__WRITTEN PROBLEM__:
Go through the entries and say how many lines contain the string "subtitle". The number is the whole answer.

[Records that describe figures]
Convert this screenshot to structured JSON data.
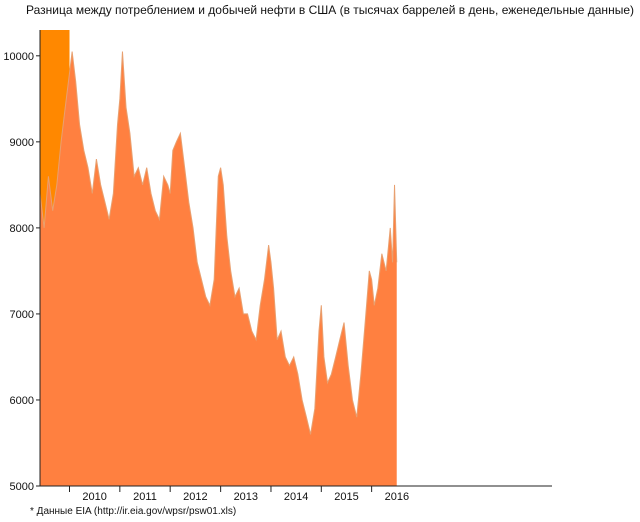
{
  "chart_data": {
    "type": "area",
    "title": "Разница между потреблением и добычей нефти в США (в тысячах баррелей в день, еженедельные данные)",
    "xlabel": "",
    "ylabel": "",
    "ylim": [
      5000,
      10300
    ],
    "x_range": [
      "2009-06-01",
      "2019-08-01"
    ],
    "yticks": [
      5000,
      6000,
      7000,
      8000,
      9000,
      10000
    ],
    "xticks": [
      "2010",
      "2011",
      "2012",
      "2013",
      "2014",
      "2015",
      "2016"
    ],
    "grid": false,
    "colors": {
      "fill": "#ff8040",
      "line": "#e8a070",
      "highlight": "#ff8800",
      "axis": "#222222"
    },
    "highlights": [
      {
        "x_start": "2009-06-01",
        "x_end": "2010-01-01",
        "y_top": 10300
      },
      {
        "x_start": "2009-06-01",
        "x_end": "2016-01-01",
        "y_top": 5400
      }
    ],
    "series": [
      {
        "points": [
          [
            "2009-06-01",
            8400
          ],
          [
            "2009-07-01",
            8000
          ],
          [
            "2009-08-01",
            8600
          ],
          [
            "2009-09-01",
            8200
          ],
          [
            "2009-10-01",
            8500
          ],
          [
            "2009-11-01",
            9000
          ],
          [
            "2009-12-01",
            9400
          ],
          [
            "2010-01-01",
            9800
          ],
          [
            "2010-01-20",
            10050
          ],
          [
            "2010-02-15",
            9700
          ],
          [
            "2010-03-15",
            9200
          ],
          [
            "2010-04-15",
            8900
          ],
          [
            "2010-05-15",
            8700
          ],
          [
            "2010-06-15",
            8400
          ],
          [
            "2010-07-15",
            8800
          ],
          [
            "2010-08-15",
            8500
          ],
          [
            "2010-09-15",
            8300
          ],
          [
            "2010-10-15",
            8100
          ],
          [
            "2010-11-15",
            8400
          ],
          [
            "2010-12-15",
            9200
          ],
          [
            "2011-01-01",
            9500
          ],
          [
            "2011-01-20",
            10050
          ],
          [
            "2011-02-15",
            9400
          ],
          [
            "2011-03-15",
            9100
          ],
          [
            "2011-04-15",
            8600
          ],
          [
            "2011-05-15",
            8700
          ],
          [
            "2011-06-15",
            8500
          ],
          [
            "2011-07-15",
            8700
          ],
          [
            "2011-08-15",
            8400
          ],
          [
            "2011-09-15",
            8200
          ],
          [
            "2011-10-15",
            8100
          ],
          [
            "2011-11-15",
            8600
          ],
          [
            "2011-12-15",
            8500
          ],
          [
            "2012-01-01",
            8400
          ],
          [
            "2012-01-20",
            8900
          ],
          [
            "2012-02-15",
            9000
          ],
          [
            "2012-03-15",
            9100
          ],
          [
            "2012-04-15",
            8700
          ],
          [
            "2012-05-15",
            8300
          ],
          [
            "2012-06-15",
            8000
          ],
          [
            "2012-07-15",
            7600
          ],
          [
            "2012-08-15",
            7400
          ],
          [
            "2012-09-15",
            7200
          ],
          [
            "2012-10-15",
            7100
          ],
          [
            "2012-11-15",
            7400
          ],
          [
            "2012-12-15",
            8600
          ],
          [
            "2013-01-01",
            8700
          ],
          [
            "2013-01-20",
            8500
          ],
          [
            "2013-02-15",
            7900
          ],
          [
            "2013-03-15",
            7500
          ],
          [
            "2013-04-15",
            7200
          ],
          [
            "2013-05-15",
            7300
          ],
          [
            "2013-06-15",
            7000
          ],
          [
            "2013-07-15",
            7000
          ],
          [
            "2013-08-15",
            6800
          ],
          [
            "2013-09-15",
            6700
          ],
          [
            "2013-10-15",
            7100
          ],
          [
            "2013-11-15",
            7400
          ],
          [
            "2013-12-15",
            7800
          ],
          [
            "2014-01-01",
            7600
          ],
          [
            "2014-01-20",
            7300
          ],
          [
            "2014-02-15",
            6700
          ],
          [
            "2014-03-15",
            6800
          ],
          [
            "2014-04-15",
            6500
          ],
          [
            "2014-05-15",
            6400
          ],
          [
            "2014-06-15",
            6500
          ],
          [
            "2014-07-15",
            6300
          ],
          [
            "2014-08-15",
            6000
          ],
          [
            "2014-09-15",
            5800
          ],
          [
            "2014-10-15",
            5600
          ],
          [
            "2014-11-15",
            5900
          ],
          [
            "2014-12-15",
            6800
          ],
          [
            "2015-01-01",
            7100
          ],
          [
            "2015-01-20",
            6500
          ],
          [
            "2015-02-15",
            6200
          ],
          [
            "2015-03-15",
            6300
          ],
          [
            "2015-04-15",
            6500
          ],
          [
            "2015-05-15",
            6700
          ],
          [
            "2015-06-15",
            6900
          ],
          [
            "2015-07-15",
            6400
          ],
          [
            "2015-08-15",
            6000
          ],
          [
            "2015-09-15",
            5800
          ],
          [
            "2015-10-15",
            6300
          ],
          [
            "2015-11-15",
            6900
          ],
          [
            "2015-12-15",
            7500
          ],
          [
            "2016-01-01",
            7400
          ],
          [
            "2016-01-20",
            7100
          ],
          [
            "2016-02-15",
            7300
          ],
          [
            "2016-03-15",
            7700
          ],
          [
            "2016-04-15",
            7500
          ],
          [
            "2016-05-15",
            8000
          ],
          [
            "2016-06-01",
            7600
          ],
          [
            "2016-06-15",
            8500
          ],
          [
            "2016-07-01",
            7600
          ]
        ]
      }
    ]
  },
  "source_note": "* Данные EIA (http://ir.eia.gov/wpsr/psw01.xls)"
}
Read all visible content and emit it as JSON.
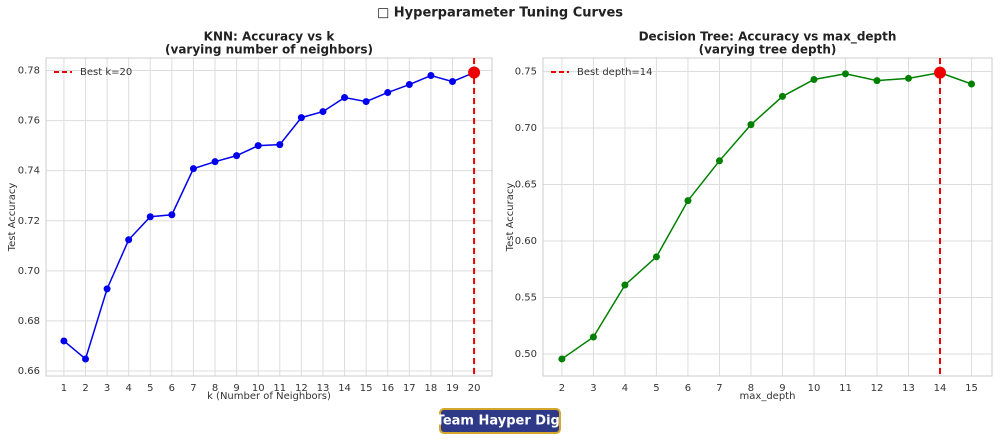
{
  "title": "□ Hyperparameter Tuning Curves",
  "footer": "Team Hayper Digi",
  "chart_data": [
    {
      "type": "line",
      "title": "KNN: Accuracy vs k",
      "subtitle": "(varying number of neighbors)",
      "xlabel": "k (Number of Neighbors)",
      "ylabel": "Test Accuracy",
      "x": [
        1,
        2,
        3,
        4,
        5,
        6,
        7,
        8,
        9,
        10,
        11,
        12,
        13,
        14,
        15,
        16,
        17,
        18,
        19,
        20
      ],
      "values": [
        0.672,
        0.6648,
        0.6928,
        0.7124,
        0.7216,
        0.7224,
        0.7408,
        0.7436,
        0.746,
        0.75,
        0.7504,
        0.7612,
        0.7636,
        0.7692,
        0.7676,
        0.7712,
        0.7744,
        0.778,
        0.7756,
        0.7792
      ],
      "color": "#0000ee",
      "best": {
        "label": "Best k=20",
        "x": 20,
        "y": 0.7792,
        "color": "#ee0000"
      },
      "xlim": [
        0.17,
        20.83
      ],
      "ylim": [
        0.658,
        0.785
      ],
      "xticks": [
        1,
        2,
        3,
        4,
        5,
        6,
        7,
        8,
        9,
        10,
        11,
        12,
        13,
        14,
        15,
        16,
        17,
        18,
        19,
        20
      ],
      "yticks": [
        0.66,
        0.68,
        {
          "value": 0.7,
          "label": "0.70"
        },
        0.72,
        0.74,
        0.76,
        0.78
      ],
      "grid": true,
      "legend": "upper left"
    },
    {
      "type": "line",
      "title": "Decision Tree: Accuracy vs max_depth",
      "subtitle": "(varying tree depth)",
      "xlabel": "max_depth",
      "ylabel": "Test Accuracy",
      "x": [
        2,
        3,
        4,
        5,
        6,
        7,
        8,
        9,
        10,
        11,
        12,
        13,
        14,
        15
      ],
      "values": [
        0.4956,
        0.515,
        0.561,
        0.586,
        0.6357,
        0.671,
        0.703,
        0.728,
        0.743,
        0.748,
        0.742,
        0.744,
        0.749,
        0.739
      ],
      "color": "#008000",
      "best": {
        "label": "Best depth=14",
        "x": 14,
        "y": 0.749,
        "color": "#ee0000"
      },
      "xlim": [
        1.4,
        15.65
      ],
      "ylim": [
        0.4805,
        0.762
      ],
      "xticks": [
        2,
        3,
        4,
        5,
        6,
        7,
        8,
        9,
        10,
        11,
        12,
        13,
        14,
        15
      ],
      "yticks": [
        {
          "value": 0.5,
          "label": "0.50"
        },
        0.55,
        {
          "value": 0.6,
          "label": "0.60"
        },
        0.65,
        {
          "value": 0.7,
          "label": "0.70"
        },
        0.75
      ],
      "grid": true,
      "legend": "upper left"
    }
  ]
}
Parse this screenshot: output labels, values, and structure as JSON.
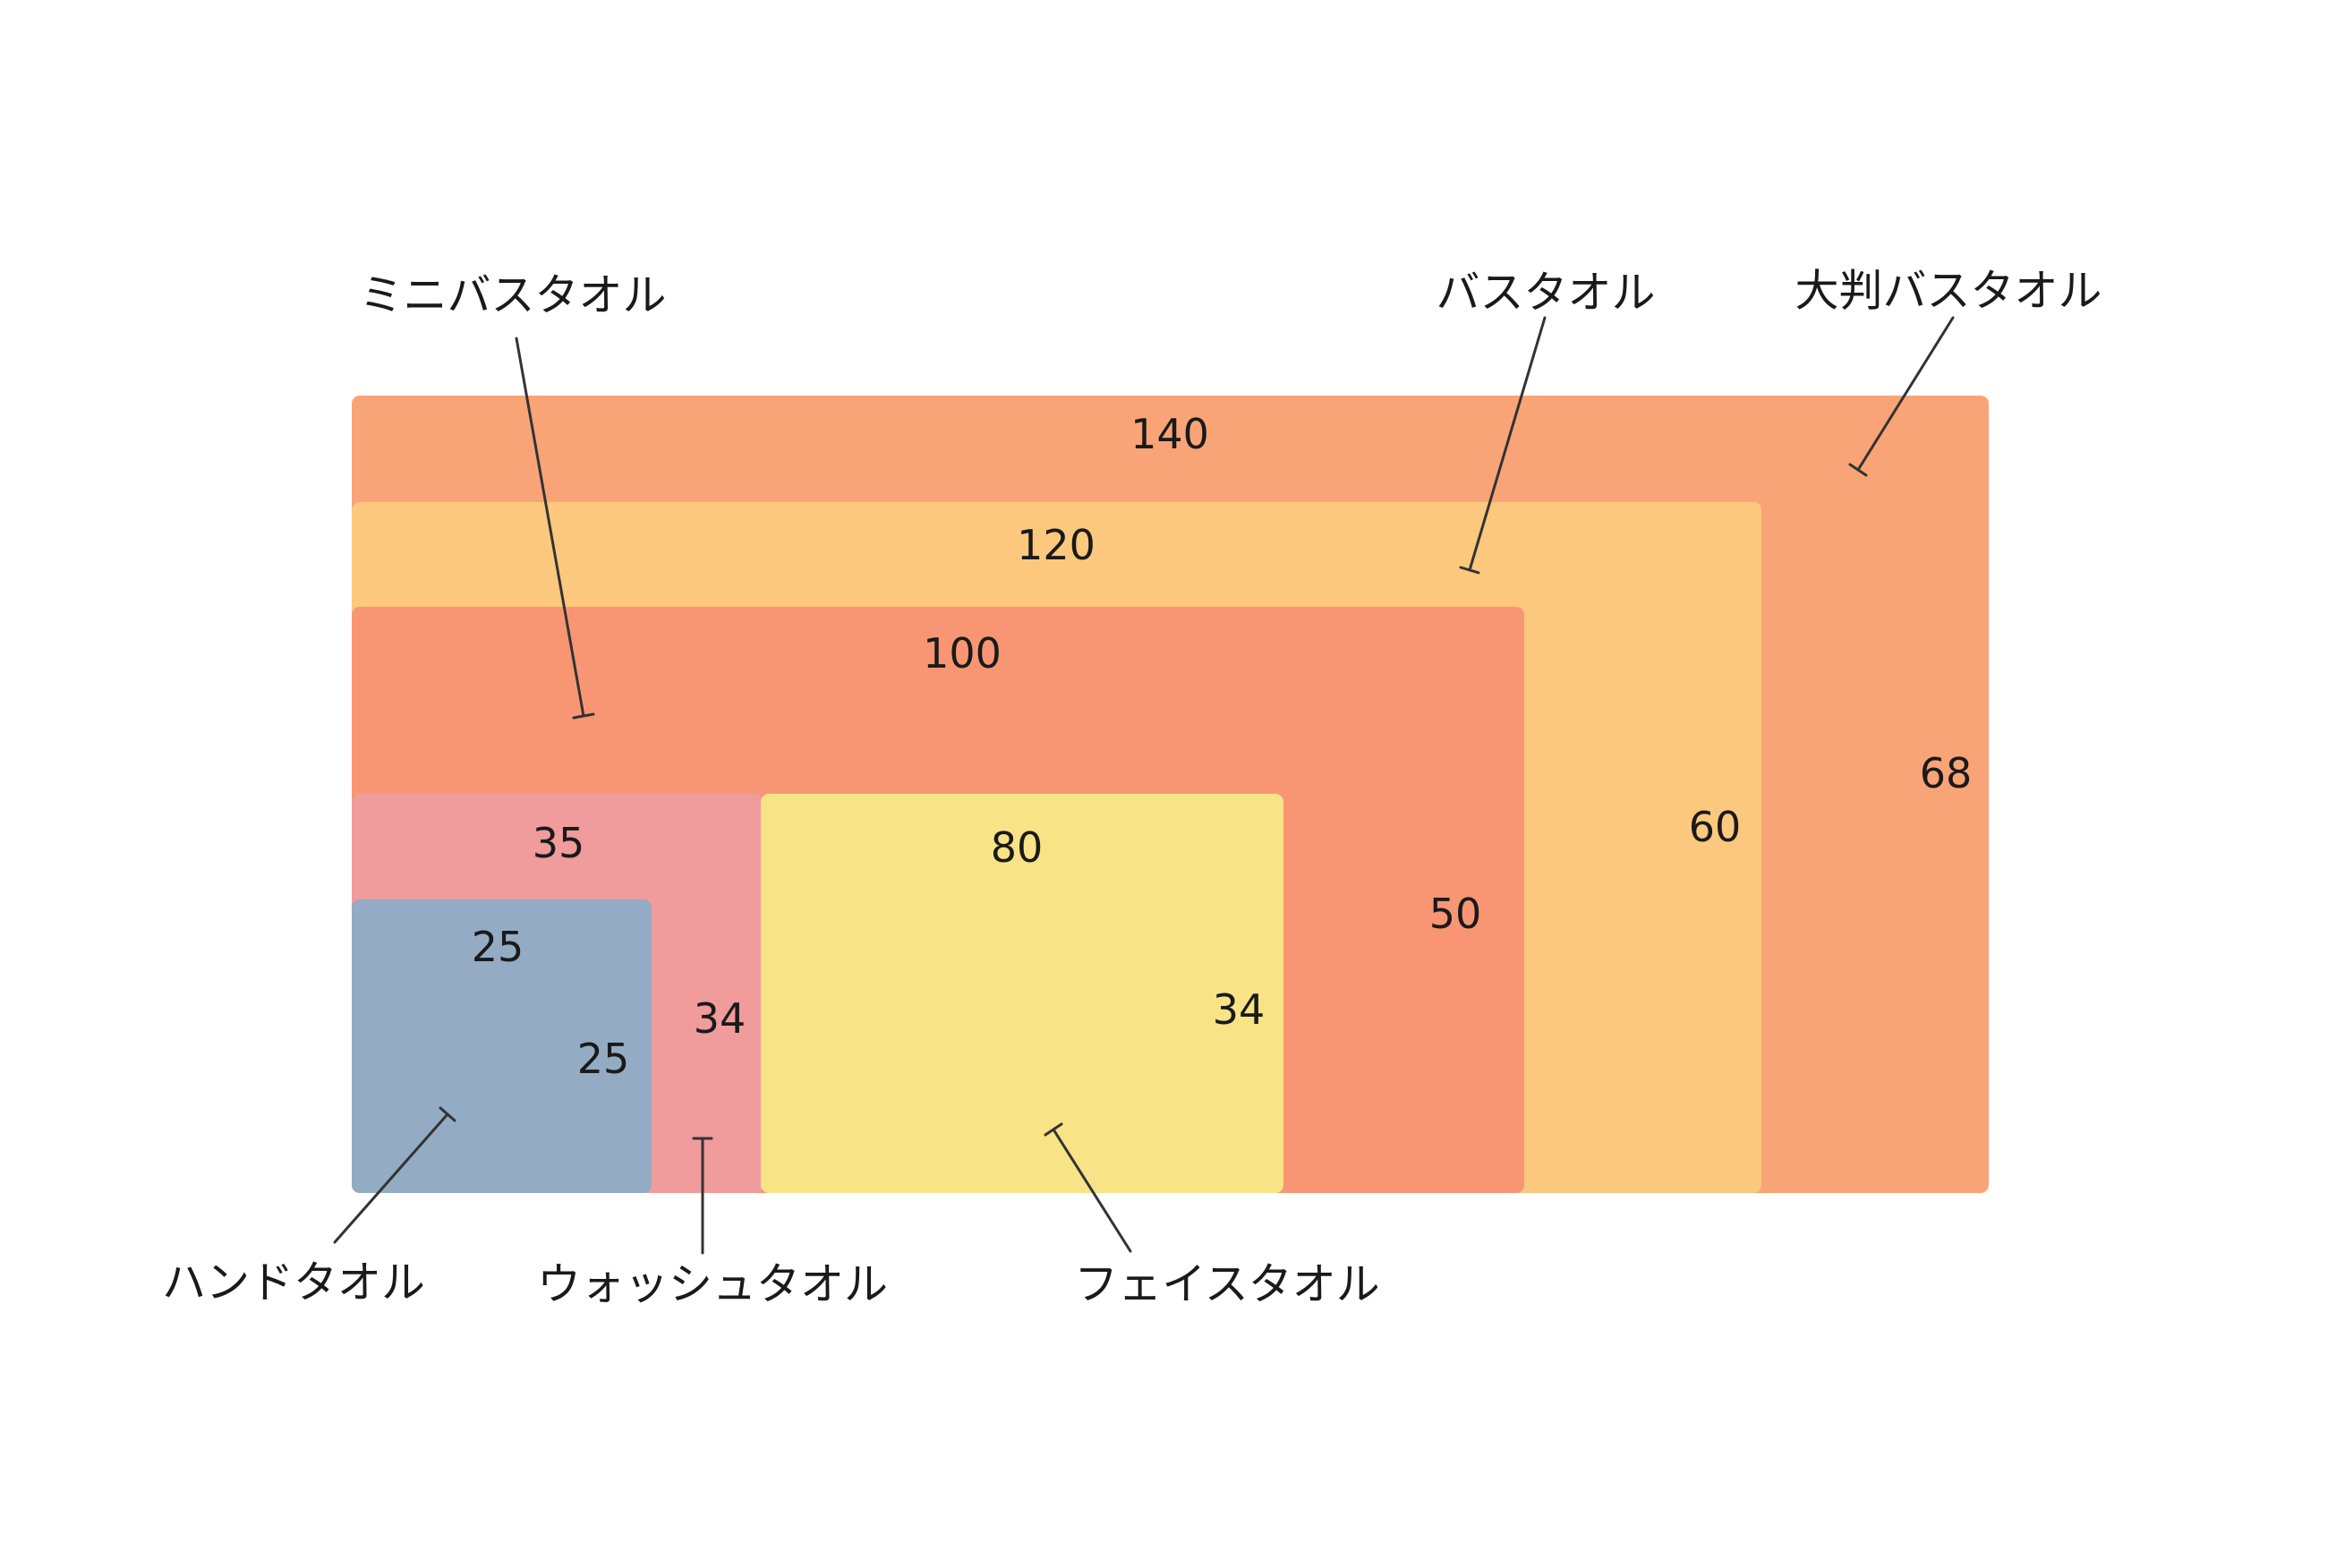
{
  "towels": [
    {
      "id": "large-bath-towel",
      "name": "大判バスタオル",
      "width": "140",
      "height": "68",
      "color": "#F9A477"
    },
    {
      "id": "bath-towel",
      "name": "バスタオル",
      "width": "120",
      "height": "60",
      "color": "#FBC87E"
    },
    {
      "id": "mini-bath-towel",
      "name": "ミニバスタオル",
      "width": "100",
      "height": "50",
      "color": "#F89674"
    },
    {
      "id": "wash-towel",
      "name": "ウォッシュタオル",
      "width": "35",
      "height": "34",
      "color": "#F09B9C"
    },
    {
      "id": "face-towel",
      "name": "フェイスタオル",
      "width": "80",
      "height": "34",
      "color": "#F8E486"
    },
    {
      "id": "hand-towel",
      "name": "ハンドタオル",
      "width": "25",
      "height": "25",
      "color": "#94ABC4"
    }
  ]
}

__REPLY TO THE TASK__:
2